**Page text**
Thanks, again, Echo (by the way, love your screen/user name!)
 

HeadlightsMom

Well-Known Member
Echo --- On phone with-hubster now. He LOVES your idea of waiting on urgent requests. We're postponing until tomorrow. If difficult child isn't down with that, then that's his call. Hubster says, "Hello and thanks!" to you, Echo! :D
 

BusynMember

Well-Known Member
You have a great plan. If he really wants rehab, he will call them. If he just wants to hit you up for money by saying what you want to hear, you'll find that out too.

Meth is some bad stuff. My daughter used it.

I totally 100% completely etc. agree with Echo on her brilliant idea not to give him an answer tonight, if in fact he still insists he wants a rehab. Make no promises about anything until you have "down" time to think it over and talk.

Hugs and good luck! Tell us later on how it went :)
 

4now

Member
It seems like you and husband are on the same page. That is so important in dealing with difficult child's. It sounds like you have a great plan and have put the ball back in his court. Now it is up to him. Just wishing you good luck.


Sent using ConductDisorders
 

HeadlightsMom

Well-Known Member
JCW -- Thank you so much! Yes, it's been an absolutely saving grade for husband and I that we have usually been on the same page. Best thing I ever did was to marry that man. :D

I copied & pasted what I wrote in my original post in this thread (the outlined plan) and asked if he was agreeable. He said, "Yes". Will see if he shows up. Fingers crossed it goes smoothly and calmly. Yep.......the rest is up to him.

Thanks so much for the support, everyone. We have many friends/family who support us -- but have not lived it themselves. You all have. You "get" exactly where we're coming from. I'm sorry we all face this......but I'm grateful we face it together! :)

by the way, just saw a great quote......... "You can't Febreeze bullshit." LOL! ;)

2 questions --

1) Is it ok to say cuss words (none, some or all?) on this site? I'm not a big cusser (although I have had my sailor moments, I guess, when it comes to difficult child crises), but sometimes a good quote just begs to be shared. :)

2) What is husband? I keep thinking......... Designated Husband? Haaaa! Is it Dear Husband? Or something else? Hep me wit da lingo!

**What to work on**
In the forum thread, what drug does BusynMember say her daughter used? The records have nothing to do with the forum thread.

**Dataset extract**
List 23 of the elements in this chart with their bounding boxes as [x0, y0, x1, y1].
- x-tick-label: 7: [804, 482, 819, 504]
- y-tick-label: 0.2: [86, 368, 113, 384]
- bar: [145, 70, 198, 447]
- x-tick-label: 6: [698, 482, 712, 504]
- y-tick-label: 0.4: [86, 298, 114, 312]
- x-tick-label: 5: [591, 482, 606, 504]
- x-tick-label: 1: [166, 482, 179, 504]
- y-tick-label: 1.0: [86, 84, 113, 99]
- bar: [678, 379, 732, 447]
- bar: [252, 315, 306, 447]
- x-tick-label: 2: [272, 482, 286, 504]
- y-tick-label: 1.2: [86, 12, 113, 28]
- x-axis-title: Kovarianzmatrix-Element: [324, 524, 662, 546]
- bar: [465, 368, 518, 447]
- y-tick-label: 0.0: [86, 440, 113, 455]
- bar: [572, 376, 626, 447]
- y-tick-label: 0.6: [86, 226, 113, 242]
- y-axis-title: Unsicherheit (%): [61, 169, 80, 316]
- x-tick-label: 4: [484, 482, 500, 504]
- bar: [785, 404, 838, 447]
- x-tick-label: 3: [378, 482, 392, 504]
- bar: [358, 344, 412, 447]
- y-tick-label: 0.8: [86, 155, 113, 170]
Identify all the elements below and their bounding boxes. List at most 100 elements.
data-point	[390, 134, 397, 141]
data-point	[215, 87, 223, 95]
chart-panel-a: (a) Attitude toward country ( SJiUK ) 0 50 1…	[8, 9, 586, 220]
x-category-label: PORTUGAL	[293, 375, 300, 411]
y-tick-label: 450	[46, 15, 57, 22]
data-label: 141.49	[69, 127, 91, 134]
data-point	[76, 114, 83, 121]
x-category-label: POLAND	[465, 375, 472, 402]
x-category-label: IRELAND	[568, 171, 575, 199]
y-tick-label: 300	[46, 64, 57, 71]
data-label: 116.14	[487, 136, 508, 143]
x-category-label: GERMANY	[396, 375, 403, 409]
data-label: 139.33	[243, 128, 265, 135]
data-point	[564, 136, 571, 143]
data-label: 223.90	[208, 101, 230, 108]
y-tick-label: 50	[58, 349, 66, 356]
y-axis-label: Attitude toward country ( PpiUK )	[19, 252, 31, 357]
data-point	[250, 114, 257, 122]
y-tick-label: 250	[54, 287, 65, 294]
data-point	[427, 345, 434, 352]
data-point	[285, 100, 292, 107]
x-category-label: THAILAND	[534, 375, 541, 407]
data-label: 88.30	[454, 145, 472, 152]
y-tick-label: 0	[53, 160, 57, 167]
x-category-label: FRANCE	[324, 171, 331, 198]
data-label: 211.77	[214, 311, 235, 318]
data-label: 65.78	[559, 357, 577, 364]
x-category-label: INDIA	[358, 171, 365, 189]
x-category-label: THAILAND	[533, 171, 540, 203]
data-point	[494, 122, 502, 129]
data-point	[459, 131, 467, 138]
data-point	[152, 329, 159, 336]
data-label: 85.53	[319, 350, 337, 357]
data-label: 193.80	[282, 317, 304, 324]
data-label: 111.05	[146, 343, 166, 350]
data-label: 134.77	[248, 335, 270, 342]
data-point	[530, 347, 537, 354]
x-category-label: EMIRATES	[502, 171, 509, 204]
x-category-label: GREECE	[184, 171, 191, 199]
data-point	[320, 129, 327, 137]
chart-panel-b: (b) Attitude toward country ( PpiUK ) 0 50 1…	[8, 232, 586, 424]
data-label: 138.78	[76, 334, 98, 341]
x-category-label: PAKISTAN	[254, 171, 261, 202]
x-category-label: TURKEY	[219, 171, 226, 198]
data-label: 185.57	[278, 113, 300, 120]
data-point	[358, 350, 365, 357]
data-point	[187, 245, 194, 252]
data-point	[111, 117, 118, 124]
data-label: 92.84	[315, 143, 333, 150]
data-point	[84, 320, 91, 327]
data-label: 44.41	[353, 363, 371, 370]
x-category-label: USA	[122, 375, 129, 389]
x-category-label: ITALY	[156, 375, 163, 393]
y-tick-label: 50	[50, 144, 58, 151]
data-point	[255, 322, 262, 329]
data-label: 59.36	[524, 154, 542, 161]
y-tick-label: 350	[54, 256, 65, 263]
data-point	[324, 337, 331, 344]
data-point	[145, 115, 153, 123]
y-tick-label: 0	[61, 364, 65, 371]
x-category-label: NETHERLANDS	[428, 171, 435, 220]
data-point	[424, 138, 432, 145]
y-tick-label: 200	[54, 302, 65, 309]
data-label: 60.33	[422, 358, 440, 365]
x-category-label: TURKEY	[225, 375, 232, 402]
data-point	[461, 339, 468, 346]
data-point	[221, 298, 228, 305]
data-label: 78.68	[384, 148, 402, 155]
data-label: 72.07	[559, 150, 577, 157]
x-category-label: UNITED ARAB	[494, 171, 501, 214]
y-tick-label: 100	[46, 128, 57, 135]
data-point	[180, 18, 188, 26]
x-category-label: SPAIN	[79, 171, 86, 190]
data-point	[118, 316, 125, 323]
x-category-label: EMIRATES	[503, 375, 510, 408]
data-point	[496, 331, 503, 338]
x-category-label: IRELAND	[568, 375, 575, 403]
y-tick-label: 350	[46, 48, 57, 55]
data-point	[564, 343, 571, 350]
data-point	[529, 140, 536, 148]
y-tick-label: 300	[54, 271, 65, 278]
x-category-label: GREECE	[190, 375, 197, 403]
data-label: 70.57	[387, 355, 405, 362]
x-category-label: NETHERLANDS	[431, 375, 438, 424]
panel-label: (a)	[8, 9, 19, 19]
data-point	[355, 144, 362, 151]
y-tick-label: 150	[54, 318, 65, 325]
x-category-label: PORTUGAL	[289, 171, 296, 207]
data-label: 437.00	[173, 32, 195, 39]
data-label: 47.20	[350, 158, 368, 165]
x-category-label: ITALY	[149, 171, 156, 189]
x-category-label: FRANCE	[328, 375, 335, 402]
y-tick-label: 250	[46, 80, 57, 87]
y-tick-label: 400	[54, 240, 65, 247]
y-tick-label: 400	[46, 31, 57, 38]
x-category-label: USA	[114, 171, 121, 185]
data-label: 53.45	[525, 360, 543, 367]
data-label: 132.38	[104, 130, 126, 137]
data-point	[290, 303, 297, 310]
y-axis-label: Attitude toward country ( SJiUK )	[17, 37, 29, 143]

**Result of this task**
Meth.